__TASK TO COMPLETE__.
Take each line containing the word "this" and copy it.

[Data entries for graphics]

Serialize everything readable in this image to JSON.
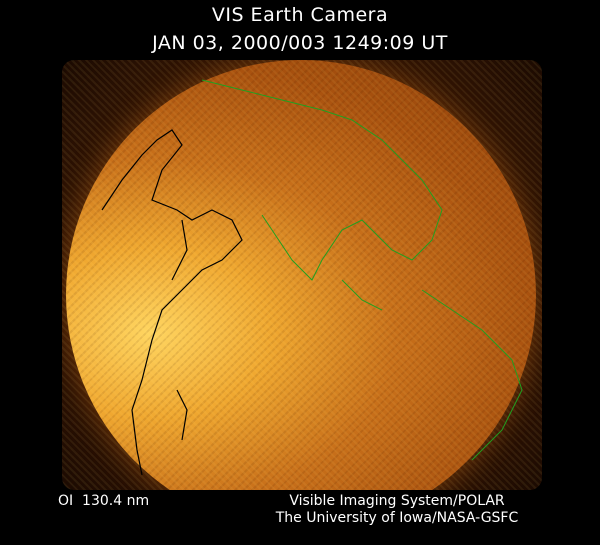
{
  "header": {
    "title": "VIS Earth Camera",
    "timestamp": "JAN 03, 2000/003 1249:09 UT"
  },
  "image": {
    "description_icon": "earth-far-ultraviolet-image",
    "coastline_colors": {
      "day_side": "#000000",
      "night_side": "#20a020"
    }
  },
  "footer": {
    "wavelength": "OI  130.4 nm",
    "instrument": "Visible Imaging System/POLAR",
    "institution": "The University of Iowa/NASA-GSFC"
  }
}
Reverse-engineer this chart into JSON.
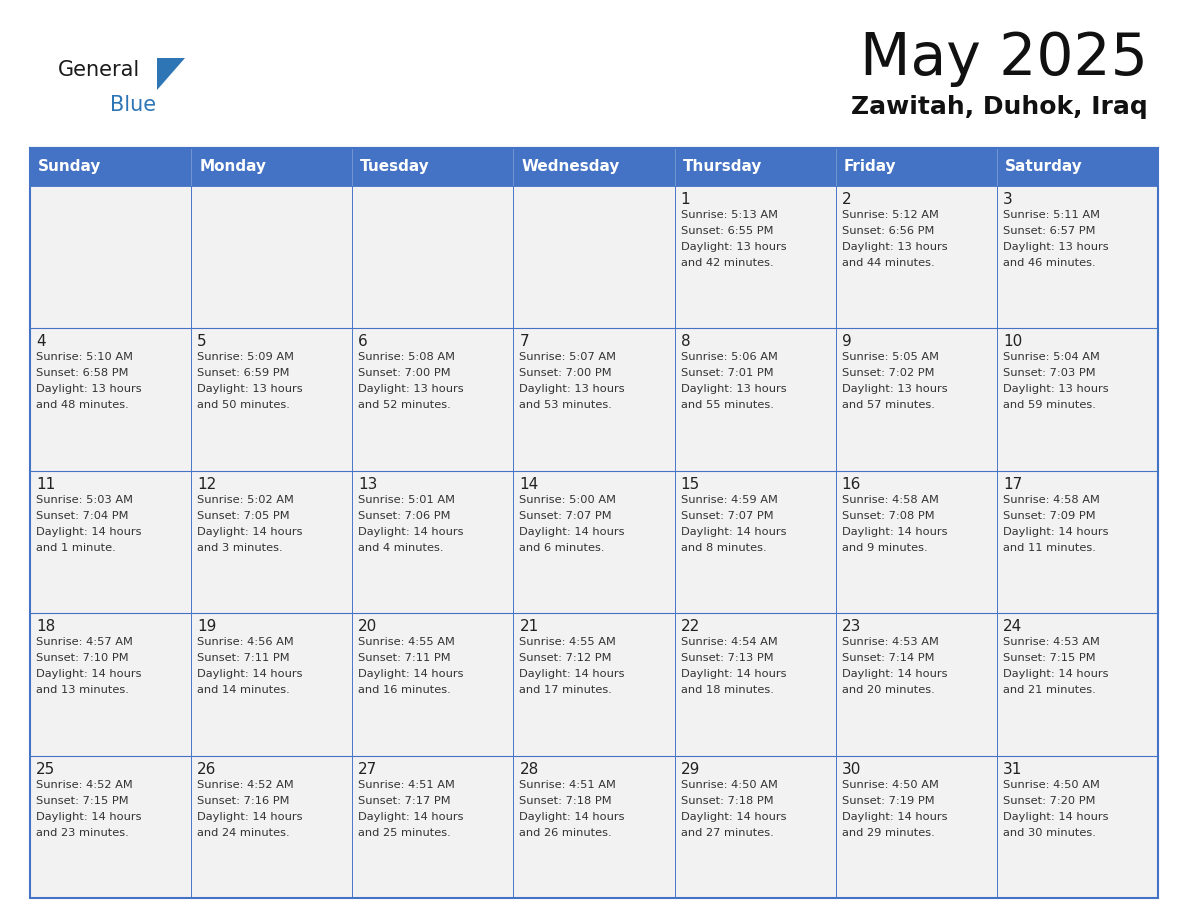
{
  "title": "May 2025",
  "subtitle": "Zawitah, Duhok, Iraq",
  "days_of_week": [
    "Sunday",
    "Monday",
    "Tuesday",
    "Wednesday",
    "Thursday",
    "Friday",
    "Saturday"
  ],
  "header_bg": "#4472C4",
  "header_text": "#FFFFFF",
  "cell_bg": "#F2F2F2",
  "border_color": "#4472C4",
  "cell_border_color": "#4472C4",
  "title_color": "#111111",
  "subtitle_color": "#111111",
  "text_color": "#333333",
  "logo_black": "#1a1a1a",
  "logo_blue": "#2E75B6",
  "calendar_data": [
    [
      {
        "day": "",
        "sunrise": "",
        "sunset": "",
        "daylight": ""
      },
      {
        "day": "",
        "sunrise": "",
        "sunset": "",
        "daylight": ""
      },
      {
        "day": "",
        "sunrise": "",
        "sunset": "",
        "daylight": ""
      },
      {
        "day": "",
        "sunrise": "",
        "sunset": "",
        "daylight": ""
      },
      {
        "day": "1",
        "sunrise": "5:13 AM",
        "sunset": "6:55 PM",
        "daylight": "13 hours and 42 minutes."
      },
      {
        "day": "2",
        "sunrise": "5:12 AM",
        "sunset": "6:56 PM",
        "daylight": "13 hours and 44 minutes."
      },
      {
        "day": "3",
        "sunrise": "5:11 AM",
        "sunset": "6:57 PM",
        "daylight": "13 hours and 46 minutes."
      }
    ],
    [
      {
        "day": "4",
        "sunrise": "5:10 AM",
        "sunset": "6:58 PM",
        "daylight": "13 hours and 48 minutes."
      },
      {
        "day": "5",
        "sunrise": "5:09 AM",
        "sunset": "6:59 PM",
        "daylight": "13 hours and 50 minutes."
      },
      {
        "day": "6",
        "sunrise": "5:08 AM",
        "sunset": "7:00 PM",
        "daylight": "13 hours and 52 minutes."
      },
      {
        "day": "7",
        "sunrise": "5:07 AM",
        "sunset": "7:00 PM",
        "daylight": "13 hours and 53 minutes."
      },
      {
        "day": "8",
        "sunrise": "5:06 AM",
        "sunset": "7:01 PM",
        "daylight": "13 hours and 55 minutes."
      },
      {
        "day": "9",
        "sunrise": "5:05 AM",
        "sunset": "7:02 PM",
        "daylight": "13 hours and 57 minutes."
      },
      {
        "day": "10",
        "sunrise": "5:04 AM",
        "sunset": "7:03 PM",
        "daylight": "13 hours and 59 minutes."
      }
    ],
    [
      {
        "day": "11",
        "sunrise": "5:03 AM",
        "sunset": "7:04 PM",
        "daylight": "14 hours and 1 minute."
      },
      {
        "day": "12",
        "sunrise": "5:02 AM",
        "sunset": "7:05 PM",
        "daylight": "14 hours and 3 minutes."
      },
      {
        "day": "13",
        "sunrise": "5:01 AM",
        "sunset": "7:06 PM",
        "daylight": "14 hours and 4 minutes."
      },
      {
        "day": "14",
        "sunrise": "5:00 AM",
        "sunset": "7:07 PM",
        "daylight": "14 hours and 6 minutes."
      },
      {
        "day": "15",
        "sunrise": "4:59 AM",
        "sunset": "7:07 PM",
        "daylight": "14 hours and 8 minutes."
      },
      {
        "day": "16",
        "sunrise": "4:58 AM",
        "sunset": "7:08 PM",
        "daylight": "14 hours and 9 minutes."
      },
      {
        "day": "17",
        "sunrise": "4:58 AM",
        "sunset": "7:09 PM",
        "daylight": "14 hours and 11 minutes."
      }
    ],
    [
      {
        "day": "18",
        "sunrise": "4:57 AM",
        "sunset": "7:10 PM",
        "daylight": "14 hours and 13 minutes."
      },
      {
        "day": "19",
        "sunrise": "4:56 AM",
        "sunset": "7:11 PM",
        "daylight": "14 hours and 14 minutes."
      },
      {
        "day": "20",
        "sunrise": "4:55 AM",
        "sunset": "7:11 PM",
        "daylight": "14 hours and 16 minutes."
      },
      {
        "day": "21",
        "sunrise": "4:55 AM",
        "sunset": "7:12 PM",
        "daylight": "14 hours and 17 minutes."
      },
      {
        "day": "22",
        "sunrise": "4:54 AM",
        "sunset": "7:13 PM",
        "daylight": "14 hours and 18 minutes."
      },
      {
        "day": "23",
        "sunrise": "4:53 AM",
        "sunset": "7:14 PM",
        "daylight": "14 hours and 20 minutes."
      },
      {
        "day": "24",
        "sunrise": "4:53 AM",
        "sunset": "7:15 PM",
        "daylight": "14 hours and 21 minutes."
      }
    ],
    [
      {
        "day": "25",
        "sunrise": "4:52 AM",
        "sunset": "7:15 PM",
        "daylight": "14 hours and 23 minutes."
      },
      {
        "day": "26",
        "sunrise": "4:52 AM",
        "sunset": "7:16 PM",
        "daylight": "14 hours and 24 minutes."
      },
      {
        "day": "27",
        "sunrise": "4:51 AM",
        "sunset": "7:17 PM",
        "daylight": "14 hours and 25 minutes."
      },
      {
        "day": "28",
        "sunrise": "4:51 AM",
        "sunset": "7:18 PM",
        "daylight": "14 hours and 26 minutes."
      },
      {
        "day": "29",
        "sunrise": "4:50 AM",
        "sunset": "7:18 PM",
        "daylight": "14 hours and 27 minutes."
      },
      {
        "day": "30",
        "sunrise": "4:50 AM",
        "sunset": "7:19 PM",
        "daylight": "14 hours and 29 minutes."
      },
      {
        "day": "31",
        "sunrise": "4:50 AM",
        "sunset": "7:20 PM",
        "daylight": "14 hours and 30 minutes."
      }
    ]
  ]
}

__RIGHT ANSWER__.
Serialize everything readable in this image to JSON.
Reverse-engineer this chart into JSON.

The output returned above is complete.